*** Records for processing ***

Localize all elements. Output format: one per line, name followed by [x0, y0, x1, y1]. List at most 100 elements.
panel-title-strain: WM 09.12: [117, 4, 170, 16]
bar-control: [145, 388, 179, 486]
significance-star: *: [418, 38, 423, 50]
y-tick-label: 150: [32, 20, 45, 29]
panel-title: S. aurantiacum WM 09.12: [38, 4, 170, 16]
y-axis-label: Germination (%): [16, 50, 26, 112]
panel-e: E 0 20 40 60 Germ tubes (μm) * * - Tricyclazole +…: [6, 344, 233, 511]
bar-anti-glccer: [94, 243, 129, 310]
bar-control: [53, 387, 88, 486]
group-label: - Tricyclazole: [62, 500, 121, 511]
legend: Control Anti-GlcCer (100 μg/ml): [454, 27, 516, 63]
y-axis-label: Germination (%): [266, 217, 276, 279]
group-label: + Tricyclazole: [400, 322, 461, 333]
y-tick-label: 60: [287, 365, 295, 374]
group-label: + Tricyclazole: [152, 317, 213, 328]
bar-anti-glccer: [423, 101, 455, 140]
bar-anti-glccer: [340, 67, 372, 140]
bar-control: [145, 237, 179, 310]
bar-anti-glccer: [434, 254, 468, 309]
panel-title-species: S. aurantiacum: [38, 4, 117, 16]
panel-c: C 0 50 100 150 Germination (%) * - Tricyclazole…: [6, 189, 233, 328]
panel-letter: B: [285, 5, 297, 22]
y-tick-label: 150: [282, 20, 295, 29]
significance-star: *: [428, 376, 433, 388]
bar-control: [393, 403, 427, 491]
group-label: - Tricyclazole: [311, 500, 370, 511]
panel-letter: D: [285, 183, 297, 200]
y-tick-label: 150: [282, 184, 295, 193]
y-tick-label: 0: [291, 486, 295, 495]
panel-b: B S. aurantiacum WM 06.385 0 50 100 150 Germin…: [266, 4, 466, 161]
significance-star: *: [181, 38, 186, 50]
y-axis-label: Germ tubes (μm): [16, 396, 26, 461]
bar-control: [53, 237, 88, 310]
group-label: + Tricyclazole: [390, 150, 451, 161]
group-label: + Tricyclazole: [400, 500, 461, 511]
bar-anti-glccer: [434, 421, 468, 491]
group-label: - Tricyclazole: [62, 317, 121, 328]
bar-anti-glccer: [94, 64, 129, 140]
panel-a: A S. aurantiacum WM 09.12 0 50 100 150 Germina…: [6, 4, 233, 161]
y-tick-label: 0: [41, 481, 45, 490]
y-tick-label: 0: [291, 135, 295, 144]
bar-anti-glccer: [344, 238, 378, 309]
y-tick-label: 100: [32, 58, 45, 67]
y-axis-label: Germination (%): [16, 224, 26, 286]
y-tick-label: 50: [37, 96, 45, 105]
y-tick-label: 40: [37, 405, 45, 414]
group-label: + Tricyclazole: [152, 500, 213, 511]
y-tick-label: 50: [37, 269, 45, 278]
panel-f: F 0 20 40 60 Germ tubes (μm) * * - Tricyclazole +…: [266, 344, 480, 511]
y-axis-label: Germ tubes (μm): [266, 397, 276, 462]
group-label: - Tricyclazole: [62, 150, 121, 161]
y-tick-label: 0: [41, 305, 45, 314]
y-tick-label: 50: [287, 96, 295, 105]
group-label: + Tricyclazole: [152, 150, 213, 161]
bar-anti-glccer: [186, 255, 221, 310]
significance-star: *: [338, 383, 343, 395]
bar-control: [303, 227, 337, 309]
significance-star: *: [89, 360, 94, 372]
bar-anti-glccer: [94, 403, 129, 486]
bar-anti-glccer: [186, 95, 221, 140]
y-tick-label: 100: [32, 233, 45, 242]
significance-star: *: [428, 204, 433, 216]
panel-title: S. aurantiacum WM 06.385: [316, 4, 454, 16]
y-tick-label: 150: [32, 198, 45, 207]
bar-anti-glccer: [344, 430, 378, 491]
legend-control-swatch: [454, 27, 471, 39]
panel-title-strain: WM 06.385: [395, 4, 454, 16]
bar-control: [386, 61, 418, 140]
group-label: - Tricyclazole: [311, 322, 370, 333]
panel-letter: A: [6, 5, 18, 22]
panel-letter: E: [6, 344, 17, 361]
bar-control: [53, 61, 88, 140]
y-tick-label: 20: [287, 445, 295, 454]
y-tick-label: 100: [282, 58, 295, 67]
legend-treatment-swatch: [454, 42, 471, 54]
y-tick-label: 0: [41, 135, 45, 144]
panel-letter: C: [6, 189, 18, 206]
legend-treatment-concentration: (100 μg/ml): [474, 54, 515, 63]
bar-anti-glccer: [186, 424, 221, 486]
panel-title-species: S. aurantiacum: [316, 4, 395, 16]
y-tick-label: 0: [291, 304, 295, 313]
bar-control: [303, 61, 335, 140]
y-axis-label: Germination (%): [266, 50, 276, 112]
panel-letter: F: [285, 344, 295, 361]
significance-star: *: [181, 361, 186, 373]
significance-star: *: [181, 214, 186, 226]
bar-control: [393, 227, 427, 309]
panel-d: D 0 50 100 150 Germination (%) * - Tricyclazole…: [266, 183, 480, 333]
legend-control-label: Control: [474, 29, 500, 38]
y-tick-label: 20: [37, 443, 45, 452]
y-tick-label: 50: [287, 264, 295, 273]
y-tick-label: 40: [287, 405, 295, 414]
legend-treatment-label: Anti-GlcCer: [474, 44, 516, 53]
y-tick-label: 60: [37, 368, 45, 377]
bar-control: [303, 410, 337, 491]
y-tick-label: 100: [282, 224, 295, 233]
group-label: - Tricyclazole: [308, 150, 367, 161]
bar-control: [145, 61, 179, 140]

***

### Task instructions
Print every one of these rows again, with no changes.

### Result of the task
Localize all elements. Output format: one per line, name followed by [x0, y0, x1, y1]. List at most 100 elements.
panel-title-strain: WM 09.12: [117, 4, 170, 16]
bar-control: [145, 388, 179, 486]
significance-star: *: [418, 38, 423, 50]
y-tick-label: 150: [32, 20, 45, 29]
panel-title: S. aurantiacum WM 09.12: [38, 4, 170, 16]
y-axis-label: Germination (%): [16, 50, 26, 112]
panel-e: E 0 20 40 60 Germ tubes (μm) * * - Tricyclazole +…: [6, 344, 233, 511]
bar-anti-glccer: [94, 243, 129, 310]
bar-control: [53, 387, 88, 486]
group-label: - Tricyclazole: [62, 500, 121, 511]
legend: Control Anti-GlcCer (100 μg/ml): [454, 27, 516, 63]
y-axis-label: Germination (%): [266, 217, 276, 279]
group-label: + Tricyclazole: [400, 322, 461, 333]
y-tick-label: 60: [287, 365, 295, 374]
group-label: + Tricyclazole: [152, 317, 213, 328]
bar-anti-glccer: [423, 101, 455, 140]
bar-anti-glccer: [340, 67, 372, 140]
bar-control: [145, 237, 179, 310]
bar-anti-glccer: [434, 254, 468, 309]
panel-title-species: S. aurantiacum: [38, 4, 117, 16]
panel-c: C 0 50 100 150 Germination (%) * - Tricyclazole…: [6, 189, 233, 328]
panel-letter: B: [285, 5, 297, 22]
y-tick-label: 150: [282, 20, 295, 29]
significance-star: *: [428, 376, 433, 388]
bar-control: [393, 403, 427, 491]
group-label: - Tricyclazole: [311, 500, 370, 511]
panel-letter: D: [285, 183, 297, 200]
y-tick-label: 150: [282, 184, 295, 193]
y-tick-label: 0: [291, 486, 295, 495]
panel-b: B S. aurantiacum WM 06.385 0 50 100 150 Germin…: [266, 4, 466, 161]
significance-star: *: [181, 38, 186, 50]
y-axis-label: Germ tubes (μm): [16, 396, 26, 461]
bar-control: [53, 237, 88, 310]
group-label: + Tricyclazole: [390, 150, 451, 161]
group-label: + Tricyclazole: [400, 500, 461, 511]
bar-anti-glccer: [434, 421, 468, 491]
group-label: - Tricyclazole: [62, 317, 121, 328]
bar-anti-glccer: [94, 64, 129, 140]
panel-a: A S. aurantiacum WM 09.12 0 50 100 150 Germina…: [6, 4, 233, 161]
y-tick-label: 0: [41, 481, 45, 490]
y-tick-label: 0: [291, 135, 295, 144]
bar-anti-glccer: [344, 238, 378, 309]
y-tick-label: 100: [32, 58, 45, 67]
y-axis-label: Germination (%): [16, 224, 26, 286]
y-tick-label: 50: [37, 96, 45, 105]
y-tick-label: 40: [37, 405, 45, 414]
group-label: + Tricyclazole: [152, 500, 213, 511]
y-tick-label: 50: [37, 269, 45, 278]
panel-f: F 0 20 40 60 Germ tubes (μm) * * - Tricyclazole +…: [266, 344, 480, 511]
y-axis-label: Germ tubes (μm): [266, 397, 276, 462]
group-label: - Tricyclazole: [62, 150, 121, 161]
y-tick-label: 0: [41, 305, 45, 314]
y-tick-label: 50: [287, 96, 295, 105]
group-label: + Tricyclazole: [152, 150, 213, 161]
bar-anti-glccer: [186, 255, 221, 310]
significance-star: *: [338, 383, 343, 395]
bar-control: [303, 227, 337, 309]
significance-star: *: [89, 360, 94, 372]
bar-anti-glccer: [94, 403, 129, 486]
bar-anti-glccer: [186, 95, 221, 140]
y-tick-label: 100: [32, 233, 45, 242]
significance-star: *: [428, 204, 433, 216]
panel-title: S. aurantiacum WM 06.385: [316, 4, 454, 16]
y-tick-label: 150: [32, 198, 45, 207]
bar-anti-glccer: [344, 430, 378, 491]
legend-control-swatch: [454, 27, 471, 39]
panel-title-strain: WM 06.385: [395, 4, 454, 16]
bar-control: [386, 61, 418, 140]
group-label: - Tricyclazole: [311, 322, 370, 333]
panel-letter: A: [6, 5, 18, 22]
panel-letter: E: [6, 344, 17, 361]
bar-control: [53, 61, 88, 140]
y-tick-label: 20: [287, 445, 295, 454]
y-tick-label: 100: [282, 58, 295, 67]
legend-treatment-swatch: [454, 42, 471, 54]
y-tick-label: 0: [41, 135, 45, 144]
panel-letter: C: [6, 189, 18, 206]
legend-treatment-concentration: (100 μg/ml): [474, 54, 515, 63]
bar-anti-glccer: [186, 424, 221, 486]
panel-title-species: S. aurantiacum: [316, 4, 395, 16]
y-tick-label: 0: [291, 304, 295, 313]
bar-control: [303, 61, 335, 140]
y-axis-label: Germination (%): [266, 50, 276, 112]
panel-letter: F: [285, 344, 295, 361]
significance-star: *: [181, 361, 186, 373]
significance-star: *: [181, 214, 186, 226]
bar-control: [393, 227, 427, 309]
panel-d: D 0 50 100 150 Germination (%) * - Tricyclazole…: [266, 183, 480, 333]
legend-control-label: Control: [474, 29, 500, 38]
y-tick-label: 20: [37, 443, 45, 452]
y-tick-label: 50: [287, 264, 295, 273]
y-tick-label: 40: [287, 405, 295, 414]
legend-treatment-label: Anti-GlcCer: [474, 44, 516, 53]
y-tick-label: 60: [37, 368, 45, 377]
bar-control: [303, 410, 337, 491]
y-tick-label: 100: [282, 224, 295, 233]
group-label: - Tricyclazole: [308, 150, 367, 161]
bar-control: [145, 61, 179, 140]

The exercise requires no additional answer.